◆ WHAT YOU SHOULD DO: According to the passage below about Arianna Huffington's 2007 collapse, what injuries did she suffer when she hit her desk?

◆ SUPPLIED PASSAGE:

The inspiration for Huffington’s fourteenth book came from an incident in 2007. In March of that year, Huffington woke up on the floor of her office in a puddle of blood. She had pushed herself to the limit, working constantly and not getting enough sleep – and as a result she had passed out and hit the corner of her desk. She broke her cheekbone and needed five stitches on her left eye.
That moment was a wake-up call for the media mogul.
The fall proved to be a moment of clarity that caused Huffington to reevaluate her priorities in life. She told Bloomberg Businessweek, “I had to slow down and reevaluate the choices I was making. The reality was I couldn’t do it all.” Eventually, she came to the realization that one of the choices she needed to change was how she chose to define success. She had been focusing on the acquisition of money and power, but at a great personal cost. That fall caused her to realize that personal health and well-being needed to play a larger role in her understanding of success.
Huffington explained, “Over time our society’s notion of success has been reduced to money and power. In fact, at this point, success, money, and power have practically become synonymous in the minds of many. This idea of success can work – or at least appear to work – in the short term. But over the long term, money and power by themselves are like a two-legged stool – you can balance on them for a while, but eventually you’re going to topple over.”
That third leg – which Huffington calls the third metric of success – is something she defines as well-being, our ability to draw on our intuition and inner wisdom, our sense of wonder, and our capacity for compassion and giving. None of these are things that people traditionally think about in measuring success, but as Huffington sees it, we need to redefine success.

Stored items
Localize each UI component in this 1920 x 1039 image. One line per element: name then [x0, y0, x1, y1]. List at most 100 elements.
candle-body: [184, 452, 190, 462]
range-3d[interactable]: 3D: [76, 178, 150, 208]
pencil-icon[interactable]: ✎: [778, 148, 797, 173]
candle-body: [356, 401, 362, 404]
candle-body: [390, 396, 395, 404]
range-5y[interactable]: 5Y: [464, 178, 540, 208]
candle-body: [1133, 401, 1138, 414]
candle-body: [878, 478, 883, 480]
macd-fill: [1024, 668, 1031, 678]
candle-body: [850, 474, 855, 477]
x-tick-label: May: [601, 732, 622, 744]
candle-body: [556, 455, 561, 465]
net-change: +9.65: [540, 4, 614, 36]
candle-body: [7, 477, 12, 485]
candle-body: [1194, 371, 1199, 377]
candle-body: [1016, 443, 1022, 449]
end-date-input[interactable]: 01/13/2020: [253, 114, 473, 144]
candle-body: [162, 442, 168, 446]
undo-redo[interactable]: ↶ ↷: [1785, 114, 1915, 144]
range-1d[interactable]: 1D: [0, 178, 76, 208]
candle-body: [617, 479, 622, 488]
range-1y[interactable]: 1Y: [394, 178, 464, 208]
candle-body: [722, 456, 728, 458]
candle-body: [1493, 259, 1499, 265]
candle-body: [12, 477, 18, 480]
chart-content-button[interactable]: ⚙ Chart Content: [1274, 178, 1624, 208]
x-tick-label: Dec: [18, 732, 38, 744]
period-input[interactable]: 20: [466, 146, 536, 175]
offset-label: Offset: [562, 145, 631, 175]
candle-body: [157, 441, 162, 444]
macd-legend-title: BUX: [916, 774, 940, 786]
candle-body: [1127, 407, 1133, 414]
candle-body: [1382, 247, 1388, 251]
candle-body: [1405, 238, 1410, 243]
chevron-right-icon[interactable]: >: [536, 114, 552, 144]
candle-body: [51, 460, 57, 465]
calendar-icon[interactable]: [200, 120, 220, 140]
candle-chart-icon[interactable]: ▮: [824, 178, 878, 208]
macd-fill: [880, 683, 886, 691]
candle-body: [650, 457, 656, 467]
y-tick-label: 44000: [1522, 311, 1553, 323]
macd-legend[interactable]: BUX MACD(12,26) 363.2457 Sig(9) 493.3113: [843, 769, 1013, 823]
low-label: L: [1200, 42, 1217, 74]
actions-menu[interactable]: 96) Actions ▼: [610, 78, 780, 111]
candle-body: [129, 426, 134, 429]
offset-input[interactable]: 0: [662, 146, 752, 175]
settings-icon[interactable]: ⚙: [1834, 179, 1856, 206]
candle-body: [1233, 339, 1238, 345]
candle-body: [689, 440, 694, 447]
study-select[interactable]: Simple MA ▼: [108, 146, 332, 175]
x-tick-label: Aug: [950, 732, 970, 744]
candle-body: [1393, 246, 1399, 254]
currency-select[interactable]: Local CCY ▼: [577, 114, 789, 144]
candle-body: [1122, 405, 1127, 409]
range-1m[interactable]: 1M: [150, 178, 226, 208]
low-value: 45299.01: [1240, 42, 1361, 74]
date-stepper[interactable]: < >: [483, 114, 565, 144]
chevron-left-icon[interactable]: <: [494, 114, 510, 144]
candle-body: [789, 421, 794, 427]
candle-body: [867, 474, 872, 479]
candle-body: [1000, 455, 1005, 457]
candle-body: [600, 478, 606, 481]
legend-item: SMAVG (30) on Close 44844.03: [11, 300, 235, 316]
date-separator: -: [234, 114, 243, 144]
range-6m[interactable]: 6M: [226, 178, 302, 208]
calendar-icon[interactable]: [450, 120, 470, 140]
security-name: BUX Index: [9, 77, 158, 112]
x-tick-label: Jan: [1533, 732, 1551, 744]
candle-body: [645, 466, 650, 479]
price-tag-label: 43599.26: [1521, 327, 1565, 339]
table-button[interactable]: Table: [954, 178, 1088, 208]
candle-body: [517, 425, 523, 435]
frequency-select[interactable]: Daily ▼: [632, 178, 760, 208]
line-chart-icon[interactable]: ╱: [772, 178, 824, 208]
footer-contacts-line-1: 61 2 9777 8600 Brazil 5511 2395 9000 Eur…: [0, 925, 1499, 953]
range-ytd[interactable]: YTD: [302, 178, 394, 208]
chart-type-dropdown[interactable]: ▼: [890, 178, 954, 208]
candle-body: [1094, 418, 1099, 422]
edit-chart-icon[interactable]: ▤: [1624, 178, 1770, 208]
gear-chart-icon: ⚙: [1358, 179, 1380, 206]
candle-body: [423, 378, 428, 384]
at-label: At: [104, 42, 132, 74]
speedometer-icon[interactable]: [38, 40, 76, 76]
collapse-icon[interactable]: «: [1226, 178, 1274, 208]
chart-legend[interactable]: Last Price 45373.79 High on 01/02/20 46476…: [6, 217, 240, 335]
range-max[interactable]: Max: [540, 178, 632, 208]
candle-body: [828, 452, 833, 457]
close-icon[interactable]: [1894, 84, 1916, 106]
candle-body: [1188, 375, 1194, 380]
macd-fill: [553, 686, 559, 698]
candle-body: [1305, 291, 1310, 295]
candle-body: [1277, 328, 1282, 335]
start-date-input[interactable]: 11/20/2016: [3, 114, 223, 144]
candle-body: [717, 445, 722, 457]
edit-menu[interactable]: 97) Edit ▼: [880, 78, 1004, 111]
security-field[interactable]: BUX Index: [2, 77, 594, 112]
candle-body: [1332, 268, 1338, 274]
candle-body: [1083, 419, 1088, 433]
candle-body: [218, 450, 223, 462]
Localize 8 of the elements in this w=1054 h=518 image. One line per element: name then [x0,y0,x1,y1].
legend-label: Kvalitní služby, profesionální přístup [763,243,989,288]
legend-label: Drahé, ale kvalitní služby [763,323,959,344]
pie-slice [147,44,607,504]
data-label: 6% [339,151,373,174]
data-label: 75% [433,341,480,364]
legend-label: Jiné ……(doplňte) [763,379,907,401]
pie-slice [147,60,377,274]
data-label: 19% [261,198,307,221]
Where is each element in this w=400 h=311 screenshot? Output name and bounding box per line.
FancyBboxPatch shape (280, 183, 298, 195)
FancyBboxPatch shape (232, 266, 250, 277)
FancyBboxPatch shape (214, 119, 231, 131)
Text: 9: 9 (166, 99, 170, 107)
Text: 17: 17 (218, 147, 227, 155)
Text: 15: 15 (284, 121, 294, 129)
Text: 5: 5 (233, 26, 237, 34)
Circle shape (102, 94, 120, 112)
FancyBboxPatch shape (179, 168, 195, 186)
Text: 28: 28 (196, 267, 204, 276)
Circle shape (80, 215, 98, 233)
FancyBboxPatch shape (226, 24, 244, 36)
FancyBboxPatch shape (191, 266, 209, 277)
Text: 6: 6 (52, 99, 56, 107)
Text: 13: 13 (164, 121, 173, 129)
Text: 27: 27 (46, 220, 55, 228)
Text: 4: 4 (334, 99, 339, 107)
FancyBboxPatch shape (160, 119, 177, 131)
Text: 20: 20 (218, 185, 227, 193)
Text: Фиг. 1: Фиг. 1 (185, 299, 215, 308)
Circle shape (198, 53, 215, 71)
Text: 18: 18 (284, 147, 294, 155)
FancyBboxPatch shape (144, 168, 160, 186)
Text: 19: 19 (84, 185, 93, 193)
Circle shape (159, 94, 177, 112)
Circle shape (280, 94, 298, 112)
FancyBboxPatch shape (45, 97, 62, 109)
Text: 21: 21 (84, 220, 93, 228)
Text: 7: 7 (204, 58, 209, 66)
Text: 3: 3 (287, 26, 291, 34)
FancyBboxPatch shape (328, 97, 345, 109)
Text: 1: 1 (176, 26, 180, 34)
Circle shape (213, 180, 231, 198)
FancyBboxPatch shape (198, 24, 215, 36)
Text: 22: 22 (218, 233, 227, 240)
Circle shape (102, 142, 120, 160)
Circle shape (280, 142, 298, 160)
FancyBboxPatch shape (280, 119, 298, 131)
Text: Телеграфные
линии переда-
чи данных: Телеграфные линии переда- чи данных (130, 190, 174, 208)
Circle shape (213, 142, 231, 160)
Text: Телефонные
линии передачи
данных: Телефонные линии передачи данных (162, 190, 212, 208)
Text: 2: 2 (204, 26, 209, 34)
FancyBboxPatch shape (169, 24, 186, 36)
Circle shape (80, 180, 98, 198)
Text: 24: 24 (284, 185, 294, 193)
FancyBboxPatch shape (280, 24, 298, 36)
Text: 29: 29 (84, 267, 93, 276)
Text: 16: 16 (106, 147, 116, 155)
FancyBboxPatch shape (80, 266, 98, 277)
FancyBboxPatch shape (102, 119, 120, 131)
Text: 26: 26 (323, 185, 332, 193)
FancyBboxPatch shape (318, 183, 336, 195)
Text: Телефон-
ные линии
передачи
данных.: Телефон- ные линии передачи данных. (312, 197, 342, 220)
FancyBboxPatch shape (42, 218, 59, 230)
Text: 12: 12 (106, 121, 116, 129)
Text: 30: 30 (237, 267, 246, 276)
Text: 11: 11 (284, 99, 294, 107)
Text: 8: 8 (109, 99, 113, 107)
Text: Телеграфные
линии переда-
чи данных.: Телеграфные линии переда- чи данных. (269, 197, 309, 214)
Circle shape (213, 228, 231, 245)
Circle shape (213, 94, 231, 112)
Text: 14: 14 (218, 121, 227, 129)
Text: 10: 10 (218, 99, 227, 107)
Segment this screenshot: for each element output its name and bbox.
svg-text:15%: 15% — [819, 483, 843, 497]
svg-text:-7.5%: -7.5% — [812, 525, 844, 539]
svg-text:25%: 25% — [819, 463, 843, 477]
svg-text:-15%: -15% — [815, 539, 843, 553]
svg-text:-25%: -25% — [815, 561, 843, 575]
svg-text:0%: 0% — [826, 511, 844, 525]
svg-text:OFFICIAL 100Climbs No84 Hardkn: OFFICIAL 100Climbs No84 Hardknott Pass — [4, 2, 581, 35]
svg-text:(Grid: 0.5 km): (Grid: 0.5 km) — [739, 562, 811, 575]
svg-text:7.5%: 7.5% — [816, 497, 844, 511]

◆ SOLUTION FOR THIS PROBLEM: She broke her cheekbone and needed five stitches on her left eye.